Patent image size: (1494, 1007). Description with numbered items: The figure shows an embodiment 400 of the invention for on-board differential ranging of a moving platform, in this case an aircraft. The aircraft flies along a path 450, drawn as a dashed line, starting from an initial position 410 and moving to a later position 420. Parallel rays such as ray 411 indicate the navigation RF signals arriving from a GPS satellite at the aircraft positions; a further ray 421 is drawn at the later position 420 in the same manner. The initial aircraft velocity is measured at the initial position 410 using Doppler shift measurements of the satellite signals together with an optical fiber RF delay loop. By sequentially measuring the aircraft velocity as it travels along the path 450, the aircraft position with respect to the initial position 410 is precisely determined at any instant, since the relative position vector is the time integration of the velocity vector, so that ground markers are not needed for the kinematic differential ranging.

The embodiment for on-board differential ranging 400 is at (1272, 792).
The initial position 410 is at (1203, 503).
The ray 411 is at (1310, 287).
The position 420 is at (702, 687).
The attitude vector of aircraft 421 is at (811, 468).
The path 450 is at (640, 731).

--

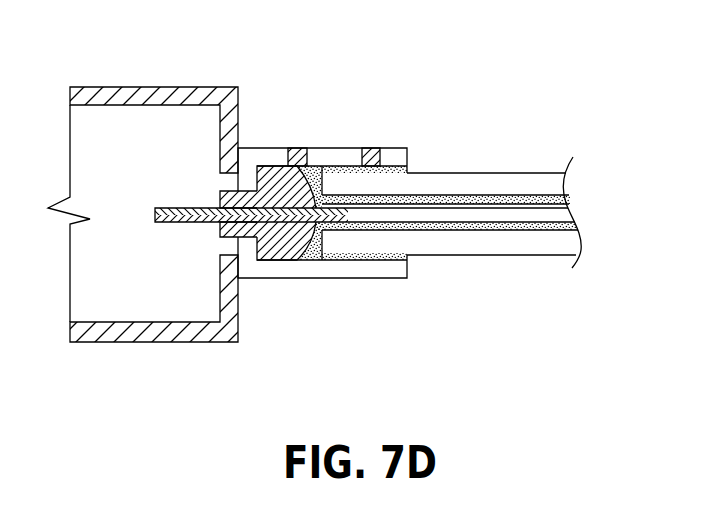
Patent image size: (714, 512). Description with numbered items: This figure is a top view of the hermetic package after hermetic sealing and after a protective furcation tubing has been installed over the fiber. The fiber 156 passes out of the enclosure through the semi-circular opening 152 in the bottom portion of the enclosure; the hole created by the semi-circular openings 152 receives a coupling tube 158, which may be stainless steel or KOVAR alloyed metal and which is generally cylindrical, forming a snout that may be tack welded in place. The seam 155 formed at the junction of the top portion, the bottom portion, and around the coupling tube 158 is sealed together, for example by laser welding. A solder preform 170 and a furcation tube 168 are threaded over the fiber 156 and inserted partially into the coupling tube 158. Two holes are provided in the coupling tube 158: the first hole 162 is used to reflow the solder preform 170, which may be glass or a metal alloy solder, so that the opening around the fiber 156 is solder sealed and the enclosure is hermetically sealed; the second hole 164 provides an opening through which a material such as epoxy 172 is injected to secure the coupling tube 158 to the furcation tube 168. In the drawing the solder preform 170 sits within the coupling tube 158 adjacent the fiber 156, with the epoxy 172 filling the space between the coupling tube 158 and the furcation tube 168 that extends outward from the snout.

--

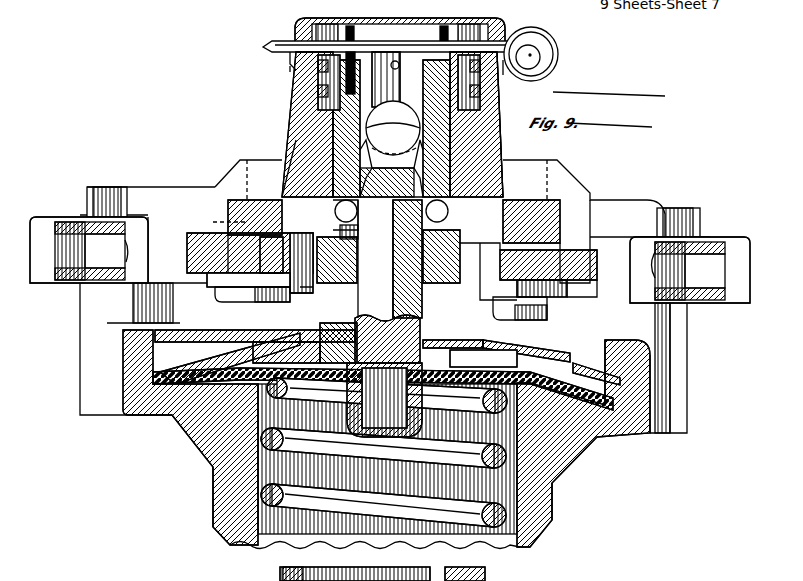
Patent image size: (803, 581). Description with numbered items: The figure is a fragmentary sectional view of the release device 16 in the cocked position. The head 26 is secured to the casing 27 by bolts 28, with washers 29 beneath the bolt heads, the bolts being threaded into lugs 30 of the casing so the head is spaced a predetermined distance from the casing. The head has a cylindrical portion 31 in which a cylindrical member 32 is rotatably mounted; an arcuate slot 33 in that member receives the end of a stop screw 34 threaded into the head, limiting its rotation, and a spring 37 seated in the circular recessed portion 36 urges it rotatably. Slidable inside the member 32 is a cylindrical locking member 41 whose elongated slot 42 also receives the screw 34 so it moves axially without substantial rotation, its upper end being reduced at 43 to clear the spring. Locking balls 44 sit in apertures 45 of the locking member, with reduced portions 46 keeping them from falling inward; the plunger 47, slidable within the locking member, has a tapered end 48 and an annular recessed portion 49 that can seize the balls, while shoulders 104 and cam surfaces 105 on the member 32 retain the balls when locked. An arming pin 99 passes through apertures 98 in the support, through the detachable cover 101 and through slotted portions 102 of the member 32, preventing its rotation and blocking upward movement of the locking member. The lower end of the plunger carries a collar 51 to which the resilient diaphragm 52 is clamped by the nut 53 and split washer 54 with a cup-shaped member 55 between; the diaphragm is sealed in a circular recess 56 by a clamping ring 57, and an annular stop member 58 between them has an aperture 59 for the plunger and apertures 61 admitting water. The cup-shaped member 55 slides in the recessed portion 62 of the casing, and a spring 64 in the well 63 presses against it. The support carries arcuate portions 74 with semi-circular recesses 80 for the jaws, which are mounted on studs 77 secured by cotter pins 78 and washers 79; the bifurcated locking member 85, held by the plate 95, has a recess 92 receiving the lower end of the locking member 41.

WHAT YOU NEED TO DO:
Copy out the records word for word, from the line containing "Patent image size: (1494, 1007)." through the line containing "The path 450 is at (640, 731).", including both of those lines.

TASK OUTPUT:
Patent image size: (1494, 1007). Description with numbered items: The figure shows an embodiment 400 of the invention for on-board differential ranging of a moving platform, in this case an aircraft. The aircraft flies along a path 450, drawn as a dashed line, starting from an initial position 410 and moving to a later position 420. Parallel rays such as ray 411 indicate the navigation RF signals arriving from a GPS satellite at the aircraft positions; a further ray 421 is drawn at the later position 420 in the same manner. The initial aircraft velocity is measured at the initial position 410 using Doppler shift measurements of the satellite signals together with an optical fiber RF delay loop. By sequentially measuring the aircraft velocity as it travels along the path 450, the aircraft position with respect to the initial position 410 is precisely determined at any instant, since the relative position vector is the time integration of the velocity vector, so that ground markers are not needed for the kinematic differential ranging.

The embodiment for on-board differential ranging 400 is at (1272, 792).
The initial position 410 is at (1203, 503).
The ray 411 is at (1310, 287).
The position 420 is at (702, 687).
The attitude vector of aircraft 421 is at (811, 468).
The path 450 is at (640, 731).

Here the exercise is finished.